**EXERCISE MATERIAL:**
##########

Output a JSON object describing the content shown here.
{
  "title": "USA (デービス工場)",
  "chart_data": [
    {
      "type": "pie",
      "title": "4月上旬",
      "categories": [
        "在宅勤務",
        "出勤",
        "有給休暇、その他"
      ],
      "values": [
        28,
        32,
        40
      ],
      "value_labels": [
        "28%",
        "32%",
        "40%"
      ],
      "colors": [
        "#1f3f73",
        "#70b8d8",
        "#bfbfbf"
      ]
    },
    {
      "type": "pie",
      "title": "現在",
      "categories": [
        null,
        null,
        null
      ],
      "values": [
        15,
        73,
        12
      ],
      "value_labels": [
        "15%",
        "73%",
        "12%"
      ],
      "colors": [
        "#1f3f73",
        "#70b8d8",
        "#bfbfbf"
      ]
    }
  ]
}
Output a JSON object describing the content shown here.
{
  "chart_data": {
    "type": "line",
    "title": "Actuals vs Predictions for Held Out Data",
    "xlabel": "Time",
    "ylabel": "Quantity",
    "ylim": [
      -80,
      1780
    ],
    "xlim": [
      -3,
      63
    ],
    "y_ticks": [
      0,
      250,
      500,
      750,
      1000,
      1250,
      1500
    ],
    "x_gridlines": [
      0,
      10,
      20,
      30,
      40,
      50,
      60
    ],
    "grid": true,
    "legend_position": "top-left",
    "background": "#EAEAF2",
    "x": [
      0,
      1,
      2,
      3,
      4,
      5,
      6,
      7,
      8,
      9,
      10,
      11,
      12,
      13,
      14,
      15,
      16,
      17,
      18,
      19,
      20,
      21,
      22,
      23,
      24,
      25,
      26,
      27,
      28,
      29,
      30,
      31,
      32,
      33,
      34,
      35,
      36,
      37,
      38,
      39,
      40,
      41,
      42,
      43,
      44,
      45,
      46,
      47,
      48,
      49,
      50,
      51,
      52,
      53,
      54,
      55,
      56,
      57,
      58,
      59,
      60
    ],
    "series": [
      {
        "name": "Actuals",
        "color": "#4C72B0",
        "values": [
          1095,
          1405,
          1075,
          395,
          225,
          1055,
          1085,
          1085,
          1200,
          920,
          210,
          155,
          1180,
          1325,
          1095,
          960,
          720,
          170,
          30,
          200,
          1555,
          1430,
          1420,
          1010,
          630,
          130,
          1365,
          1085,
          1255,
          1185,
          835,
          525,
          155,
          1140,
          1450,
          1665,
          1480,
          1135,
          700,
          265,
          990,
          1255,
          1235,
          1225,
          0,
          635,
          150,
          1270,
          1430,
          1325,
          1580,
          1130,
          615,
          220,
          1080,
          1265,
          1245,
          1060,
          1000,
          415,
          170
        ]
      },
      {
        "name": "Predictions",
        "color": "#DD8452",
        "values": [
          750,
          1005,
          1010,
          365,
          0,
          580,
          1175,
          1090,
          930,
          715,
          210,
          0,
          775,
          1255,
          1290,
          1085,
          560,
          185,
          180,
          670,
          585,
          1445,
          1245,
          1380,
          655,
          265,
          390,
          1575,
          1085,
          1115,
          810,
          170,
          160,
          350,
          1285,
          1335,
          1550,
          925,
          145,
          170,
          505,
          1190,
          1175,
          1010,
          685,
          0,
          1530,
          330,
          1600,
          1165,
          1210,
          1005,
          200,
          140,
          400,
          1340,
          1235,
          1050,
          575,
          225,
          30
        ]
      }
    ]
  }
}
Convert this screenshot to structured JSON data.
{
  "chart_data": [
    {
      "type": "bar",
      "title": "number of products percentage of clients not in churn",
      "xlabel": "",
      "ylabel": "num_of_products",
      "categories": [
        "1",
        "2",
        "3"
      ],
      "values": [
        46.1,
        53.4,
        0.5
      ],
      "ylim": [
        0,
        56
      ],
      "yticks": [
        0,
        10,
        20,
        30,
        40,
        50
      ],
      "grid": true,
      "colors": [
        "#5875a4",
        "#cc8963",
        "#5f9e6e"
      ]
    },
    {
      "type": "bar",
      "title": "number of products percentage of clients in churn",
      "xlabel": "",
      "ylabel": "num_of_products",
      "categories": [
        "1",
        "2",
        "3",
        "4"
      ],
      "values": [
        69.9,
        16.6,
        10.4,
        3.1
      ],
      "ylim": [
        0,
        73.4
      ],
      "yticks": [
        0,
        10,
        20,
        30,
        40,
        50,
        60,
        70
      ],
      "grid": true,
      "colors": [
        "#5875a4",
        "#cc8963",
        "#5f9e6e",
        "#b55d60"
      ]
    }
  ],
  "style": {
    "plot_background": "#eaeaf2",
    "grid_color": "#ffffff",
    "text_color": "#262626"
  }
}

##########

**THE REQUEST:**
Repeat every line of the data, exactly and in full.

**TASK SOLUTION:**
Output a JSON object describing the content shown here.
{
  "title": "USA (デービス工場)",
  "chart_data": [
    {
      "type": "pie",
      "title": "4月上旬",
      "categories": [
        "在宅勤務",
        "出勤",
        "有給休暇、その他"
      ],
      "values": [
        28,
        32,
        40
      ],
      "value_labels": [
        "28%",
        "32%",
        "40%"
      ],
      "colors": [
        "#1f3f73",
        "#70b8d8",
        "#bfbfbf"
      ]
    },
    {
      "type": "pie",
      "title": "現在",
      "categories": [
        null,
        null,
        null
      ],
      "values": [
        15,
        73,
        12
      ],
      "value_labels": [
        "15%",
        "73%",
        "12%"
      ],
      "colors": [
        "#1f3f73",
        "#70b8d8",
        "#bfbfbf"
      ]
    }
  ]
}
Output a JSON object describing the content shown here.
{
  "chart_data": {
    "type": "line",
    "title": "Actuals vs Predictions for Held Out Data",
    "xlabel": "Time",
    "ylabel": "Quantity",
    "ylim": [
      -80,
      1780
    ],
    "xlim": [
      -3,
      63
    ],
    "y_ticks": [
      0,
      250,
      500,
      750,
      1000,
      1250,
      1500
    ],
    "x_gridlines": [
      0,
      10,
      20,
      30,
      40,
      50,
      60
    ],
    "grid": true,
    "legend_position": "top-left",
    "background": "#EAEAF2",
    "x": [
      0,
      1,
      2,
      3,
      4,
      5,
      6,
      7,
      8,
      9,
      10,
      11,
      12,
      13,
      14,
      15,
      16,
      17,
      18,
      19,
      20,
      21,
      22,
      23,
      24,
      25,
      26,
      27,
      28,
      29,
      30,
      31,
      32,
      33,
      34,
      35,
      36,
      37,
      38,
      39,
      40,
      41,
      42,
      43,
      44,
      45,
      46,
      47,
      48,
      49,
      50,
      51,
      52,
      53,
      54,
      55,
      56,
      57,
      58,
      59,
      60
    ],
    "series": [
      {
        "name": "Actuals",
        "color": "#4C72B0",
        "values": [
          1095,
          1405,
          1075,
          395,
          225,
          1055,
          1085,
          1085,
          1200,
          920,
          210,
          155,
          1180,
          1325,
          1095,
          960,
          720,
          170,
          30,
          200,
          1555,
          1430,
          1420,
          1010,
          630,
          130,
          1365,
          1085,
          1255,
          1185,
          835,
          525,
          155,
          1140,
          1450,
          1665,
          1480,
          1135,
          700,
          265,
          990,
          1255,
          1235,
          1225,
          0,
          635,
          150,
          1270,
          1430,
          1325,
          1580,
          1130,
          615,
          220,
          1080,
          1265,
          1245,
          1060,
          1000,
          415,
          170
        ]
      },
      {
        "name": "Predictions",
        "color": "#DD8452",
        "values": [
          750,
          1005,
          1010,
          365,
          0,
          580,
          1175,
          1090,
          930,
          715,
          210,
          0,
          775,
          1255,
          1290,
          1085,
          560,
          185,
          180,
          670,
          585,
          1445,
          1245,
          1380,
          655,
          265,
          390,
          1575,
          1085,
          1115,
          810,
          170,
          160,
          350,
          1285,
          1335,
          1550,
          925,
          145,
          170,
          505,
          1190,
          1175,
          1010,
          685,
          0,
          1530,
          330,
          1600,
          1165,
          1210,
          1005,
          200,
          140,
          400,
          1340,
          1235,
          1050,
          575,
          225,
          30
        ]
      }
    ]
  }
}
Convert this screenshot to structured JSON data.
{
  "chart_data": [
    {
      "type": "bar",
      "title": "number of products percentage of clients not in churn",
      "xlabel": "",
      "ylabel": "num_of_products",
      "categories": [
        "1",
        "2",
        "3"
      ],
      "values": [
        46.1,
        53.4,
        0.5
      ],
      "ylim": [
        0,
        56
      ],
      "yticks": [
        0,
        10,
        20,
        30,
        40,
        50
      ],
      "grid": true,
      "colors": [
        "#5875a4",
        "#cc8963",
        "#5f9e6e"
      ]
    },
    {
      "type": "bar",
      "title": "number of products percentage of clients in churn",
      "xlabel": "",
      "ylabel": "num_of_products",
      "categories": [
        "1",
        "2",
        "3",
        "4"
      ],
      "values": [
        69.9,
        16.6,
        10.4,
        3.1
      ],
      "ylim": [
        0,
        73.4
      ],
      "yticks": [
        0,
        10,
        20,
        30,
        40,
        50,
        60,
        70
      ],
      "grid": true,
      "colors": [
        "#5875a4",
        "#cc8963",
        "#5f9e6e",
        "#b55d60"
      ]
    }
  ],
  "style": {
    "plot_background": "#eaeaf2",
    "grid_color": "#ffffff",
    "text_color": "#262626"
  }
}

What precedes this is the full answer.